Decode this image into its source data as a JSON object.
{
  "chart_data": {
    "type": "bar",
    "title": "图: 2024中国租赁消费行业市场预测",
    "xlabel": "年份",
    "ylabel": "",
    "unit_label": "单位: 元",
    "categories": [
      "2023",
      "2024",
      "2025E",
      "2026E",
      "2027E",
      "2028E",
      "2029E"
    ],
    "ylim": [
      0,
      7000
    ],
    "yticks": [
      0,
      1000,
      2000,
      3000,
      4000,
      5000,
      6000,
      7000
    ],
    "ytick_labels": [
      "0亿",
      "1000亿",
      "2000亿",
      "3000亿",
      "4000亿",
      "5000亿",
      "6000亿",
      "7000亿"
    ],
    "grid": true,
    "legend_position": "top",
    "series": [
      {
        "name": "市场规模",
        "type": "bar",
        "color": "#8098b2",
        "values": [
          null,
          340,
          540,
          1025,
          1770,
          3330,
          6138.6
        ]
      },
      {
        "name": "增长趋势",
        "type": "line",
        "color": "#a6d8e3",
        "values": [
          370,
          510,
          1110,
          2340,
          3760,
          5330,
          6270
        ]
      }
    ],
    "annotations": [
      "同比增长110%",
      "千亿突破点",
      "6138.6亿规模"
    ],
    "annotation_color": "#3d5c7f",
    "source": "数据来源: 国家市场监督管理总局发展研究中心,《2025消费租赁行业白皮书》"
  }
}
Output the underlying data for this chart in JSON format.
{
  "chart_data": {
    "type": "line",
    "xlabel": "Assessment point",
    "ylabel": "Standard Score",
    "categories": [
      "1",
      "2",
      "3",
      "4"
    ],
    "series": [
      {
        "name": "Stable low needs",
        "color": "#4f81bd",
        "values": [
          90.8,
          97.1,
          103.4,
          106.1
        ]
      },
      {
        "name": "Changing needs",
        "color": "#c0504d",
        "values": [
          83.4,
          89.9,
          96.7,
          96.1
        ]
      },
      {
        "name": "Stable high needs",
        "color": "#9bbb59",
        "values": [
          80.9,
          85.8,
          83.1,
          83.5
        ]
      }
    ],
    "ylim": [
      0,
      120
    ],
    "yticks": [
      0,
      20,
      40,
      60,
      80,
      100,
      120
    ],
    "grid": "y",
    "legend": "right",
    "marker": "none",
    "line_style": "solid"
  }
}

================================

Goal of the exercise: The whole listing above needs to be written out again exactly.

Answer for the task:
Decode this image into its source data as a JSON object.
{
  "chart_data": {
    "type": "bar",
    "title": "图: 2024中国租赁消费行业市场预测",
    "xlabel": "年份",
    "ylabel": "",
    "unit_label": "单位: 元",
    "categories": [
      "2023",
      "2024",
      "2025E",
      "2026E",
      "2027E",
      "2028E",
      "2029E"
    ],
    "ylim": [
      0,
      7000
    ],
    "yticks": [
      0,
      1000,
      2000,
      3000,
      4000,
      5000,
      6000,
      7000
    ],
    "ytick_labels": [
      "0亿",
      "1000亿",
      "2000亿",
      "3000亿",
      "4000亿",
      "5000亿",
      "6000亿",
      "7000亿"
    ],
    "grid": true,
    "legend_position": "top",
    "series": [
      {
        "name": "市场规模",
        "type": "bar",
        "color": "#8098b2",
        "values": [
          null,
          340,
          540,
          1025,
          1770,
          3330,
          6138.6
        ]
      },
      {
        "name": "增长趋势",
        "type": "line",
        "color": "#a6d8e3",
        "values": [
          370,
          510,
          1110,
          2340,
          3760,
          5330,
          6270
        ]
      }
    ],
    "annotations": [
      "同比增长110%",
      "千亿突破点",
      "6138.6亿规模"
    ],
    "annotation_color": "#3d5c7f",
    "source": "数据来源: 国家市场监督管理总局发展研究中心,《2025消费租赁行业白皮书》"
  }
}
Output the underlying data for this chart in JSON format.
{
  "chart_data": {
    "type": "line",
    "xlabel": "Assessment point",
    "ylabel": "Standard Score",
    "categories": [
      "1",
      "2",
      "3",
      "4"
    ],
    "series": [
      {
        "name": "Stable low needs",
        "color": "#4f81bd",
        "values": [
          90.8,
          97.1,
          103.4,
          106.1
        ]
      },
      {
        "name": "Changing needs",
        "color": "#c0504d",
        "values": [
          83.4,
          89.9,
          96.7,
          96.1
        ]
      },
      {
        "name": "Stable high needs",
        "color": "#9bbb59",
        "values": [
          80.9,
          85.8,
          83.1,
          83.5
        ]
      }
    ],
    "ylim": [
      0,
      120
    ],
    "yticks": [
      0,
      20,
      40,
      60,
      80,
      100,
      120
    ],
    "grid": "y",
    "legend": "right",
    "marker": "none",
    "line_style": "solid"
  }
}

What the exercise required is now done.